**To be done**. Scan the data below and pick out the lines containing the word "Medicine".

--- Provided material ---

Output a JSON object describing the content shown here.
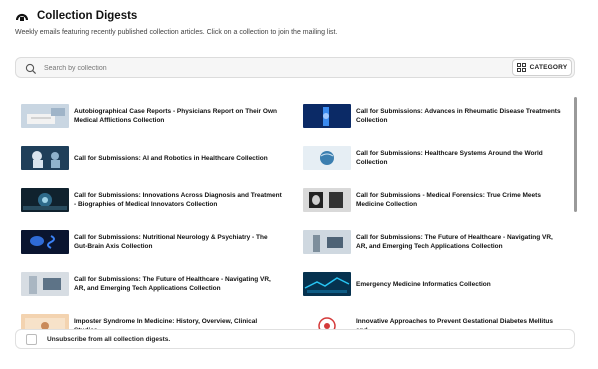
{
  "header": {
    "title": "Collection Digests",
    "subtitle": "Weekly emails featuring recently published collection articles. Click on a collection to join the mailing list."
  },
  "search": {
    "placeholder": "Search by collection",
    "icon": "search-icon"
  },
  "category_button": {
    "label": "CATEGORY",
    "icon": "grid-icon"
  },
  "collections": [
    {
      "label": "Autobiographical Case Reports - Physicians Report on Their Own Medical Afflictions Collection"
    },
    {
      "label": "Call for Submissions: Advances in Rheumatic Disease Treatments Collection"
    },
    {
      "label": "Call for Submissions: AI and Robotics in Healthcare Collection"
    },
    {
      "label": "Call for Submissions: Healthcare Systems Around the World Collection"
    },
    {
      "label": "Call for Submissions: Innovations Across Diagnosis and Treatment - Biographies of Medical Innovators Collection"
    },
    {
      "label": "Call for Submissions - Medical Forensics: True Crime Meets Medicine Collection"
    },
    {
      "label": "Call for Submissions: Nutritional Neurology & Psychiatry - The Gut-Brain Axis Collection"
    },
    {
      "label": "Call for Submissions: The Future of Healthcare - Navigating VR, AR, and Emerging Tech Applications Collection"
    },
    {
      "label": "Call for Submissions: The Future of Healthcare - Navigating VR, AR, and Emerging Tech Applications Collection"
    },
    {
      "label": "Emergency Medicine Informatics Collection"
    },
    {
      "label": "Imposter Syndrome In Medicine: History, Overview, Clinical Studies,"
    },
    {
      "label": "Innovative Approaches to Prevent Gestational Diabetes Mellitus and"
    }
  ],
  "footer": {
    "unsubscribe_label": "Unsubscribe from all collection digests."
  },
  "colors": {
    "accent": "#1a1a1a",
    "border": "#dcdcdc",
    "search_bg": "#f6f6f6"
  }
}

---

**Final result**.
      "label": "Call for Submissions - Medical Forensics: True Crime Meets Medicine Collection"
      "label": "Emergency Medicine Informatics Collection"
      "label": "Imposter Syndrome In Medicine: History, Overview, Clinical Studies,"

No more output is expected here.